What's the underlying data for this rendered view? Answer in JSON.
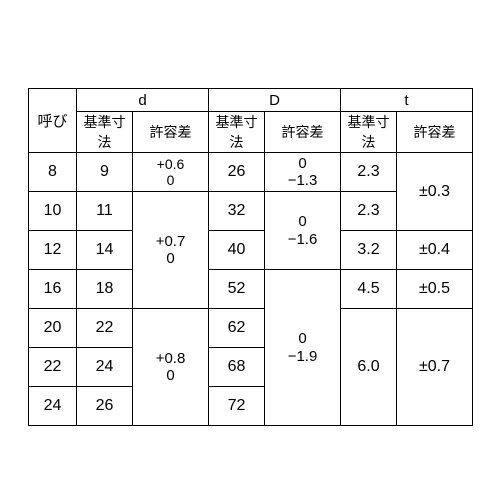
{
  "border_color": "#000000",
  "background_color": "#ffffff",
  "header": {
    "yobi": "呼び",
    "groups": [
      "d",
      "D",
      "t"
    ],
    "sub": {
      "kijun": "基準寸法",
      "kyoyo": "許容差"
    }
  },
  "rows": {
    "yobi": [
      "8",
      "10",
      "12",
      "16",
      "20",
      "22",
      "24"
    ],
    "d_kijun": [
      "9",
      "11",
      "14",
      "18",
      "22",
      "24",
      "26"
    ],
    "D_kijun": [
      "26",
      "32",
      "40",
      "52",
      "62",
      "68",
      "72"
    ],
    "t_kijun_8": "2.3",
    "t_kijun_10": "2.3",
    "t_kijun_12": "3.2",
    "t_kijun_16": "4.5",
    "t_kijun_20_24": "6.0"
  },
  "tol": {
    "d_8": "+0.6\n0",
    "d_10_16": "+0.7\n0",
    "d_20_24": "+0.8\n0",
    "D_8": "0\n−1.3",
    "D_10_12": "0\n−1.6",
    "D_16_24": "0\n−1.9",
    "t_8_10": "±0.3",
    "t_12": "±0.4",
    "t_16": "±0.5",
    "t_20_24": "±0.7"
  }
}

++++

» **JOB**: Make a word-for-word copy of the entries, without any pictures.

» **RESULT**:
What's the underlying data for this rendered view? Answer in JSON.
{
  "border_color": "#000000",
  "background_color": "#ffffff",
  "header": {
    "yobi": "呼び",
    "groups": [
      "d",
      "D",
      "t"
    ],
    "sub": {
      "kijun": "基準寸法",
      "kyoyo": "許容差"
    }
  },
  "rows": {
    "yobi": [
      "8",
      "10",
      "12",
      "16",
      "20",
      "22",
      "24"
    ],
    "d_kijun": [
      "9",
      "11",
      "14",
      "18",
      "22",
      "24",
      "26"
    ],
    "D_kijun": [
      "26",
      "32",
      "40",
      "52",
      "62",
      "68",
      "72"
    ],
    "t_kijun_8": "2.3",
    "t_kijun_10": "2.3",
    "t_kijun_12": "3.2",
    "t_kijun_16": "4.5",
    "t_kijun_20_24": "6.0"
  },
  "tol": {
    "d_8": "+0.6\n0",
    "d_10_16": "+0.7\n0",
    "d_20_24": "+0.8\n0",
    "D_8": "0\n−1.3",
    "D_10_12": "0\n−1.6",
    "D_16_24": "0\n−1.9",
    "t_8_10": "±0.3",
    "t_12": "±0.4",
    "t_16": "±0.5",
    "t_20_24": "±0.7"
  }
}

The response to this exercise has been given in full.